(EXERCISE GOAL) Output the data exactly, with every line intact.

--- start MATERIAL FOR THE TASK ---

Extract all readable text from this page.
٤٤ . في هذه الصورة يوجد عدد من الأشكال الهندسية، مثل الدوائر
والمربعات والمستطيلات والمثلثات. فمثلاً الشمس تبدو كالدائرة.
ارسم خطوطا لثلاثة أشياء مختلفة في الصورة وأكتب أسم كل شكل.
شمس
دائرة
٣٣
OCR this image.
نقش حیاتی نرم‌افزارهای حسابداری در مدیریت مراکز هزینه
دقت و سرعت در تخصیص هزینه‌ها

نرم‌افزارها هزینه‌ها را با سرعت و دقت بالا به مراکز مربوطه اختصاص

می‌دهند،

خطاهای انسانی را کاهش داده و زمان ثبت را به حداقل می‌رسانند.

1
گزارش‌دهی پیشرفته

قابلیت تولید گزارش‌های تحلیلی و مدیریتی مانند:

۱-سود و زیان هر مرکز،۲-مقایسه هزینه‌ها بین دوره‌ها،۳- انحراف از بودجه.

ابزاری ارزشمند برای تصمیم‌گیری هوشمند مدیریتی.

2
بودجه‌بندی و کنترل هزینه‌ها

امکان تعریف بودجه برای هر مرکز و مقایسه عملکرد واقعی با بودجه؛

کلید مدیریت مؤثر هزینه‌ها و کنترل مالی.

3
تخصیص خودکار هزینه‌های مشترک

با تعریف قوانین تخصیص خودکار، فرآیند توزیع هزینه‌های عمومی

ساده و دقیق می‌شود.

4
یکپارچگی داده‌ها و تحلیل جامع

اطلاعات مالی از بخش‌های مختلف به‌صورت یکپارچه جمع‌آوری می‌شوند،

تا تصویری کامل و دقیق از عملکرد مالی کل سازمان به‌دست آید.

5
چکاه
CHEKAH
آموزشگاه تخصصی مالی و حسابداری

--- end MATERIAL FOR THE TASK ---

(EXERCISE RESULT)
Extract all readable text from this page.
٤٤ . في هذه الصورة يوجد عدد من الأشكال الهندسية، مثل الدوائر
والمربعات والمستطيلات والمثلثات. فمثلاً الشمس تبدو كالدائرة.
ارسم خطوطا لثلاثة أشياء مختلفة في الصورة وأكتب أسم كل شكل.
شمس
دائرة
٣٣
OCR this image.
نقش حیاتی نرم‌افزارهای حسابداری در مدیریت مراکز هزینه
دقت و سرعت در تخصیص هزینه‌ها

نرم‌افزارها هزینه‌ها را با سرعت و دقت بالا به مراکز مربوطه اختصاص

می‌دهند،

خطاهای انسانی را کاهش داده و زمان ثبت را به حداقل می‌رسانند.

1
گزارش‌دهی پیشرفته

قابلیت تولید گزارش‌های تحلیلی و مدیریتی مانند:

۱-سود و زیان هر مرکز،۲-مقایسه هزینه‌ها بین دوره‌ها،۳- انحراف از بودجه.

ابزاری ارزشمند برای تصمیم‌گیری هوشمند مدیریتی.

2
بودجه‌بندی و کنترل هزینه‌ها

امکان تعریف بودجه برای هر مرکز و مقایسه عملکرد واقعی با بودجه؛

کلید مدیریت مؤثر هزینه‌ها و کنترل مالی.

3
تخصیص خودکار هزینه‌های مشترک

با تعریف قوانین تخصیص خودکار، فرآیند توزیع هزینه‌های عمومی

ساده و دقیق می‌شود.

4
یکپارچگی داده‌ها و تحلیل جامع

اطلاعات مالی از بخش‌های مختلف به‌صورت یکپارچه جمع‌آوری می‌شوند،

تا تصویری کامل و دقیق از عملکرد مالی کل سازمان به‌دست آید.

5
چکاه
CHEKAH
آموزشگاه تخصصی مالی و حسابداری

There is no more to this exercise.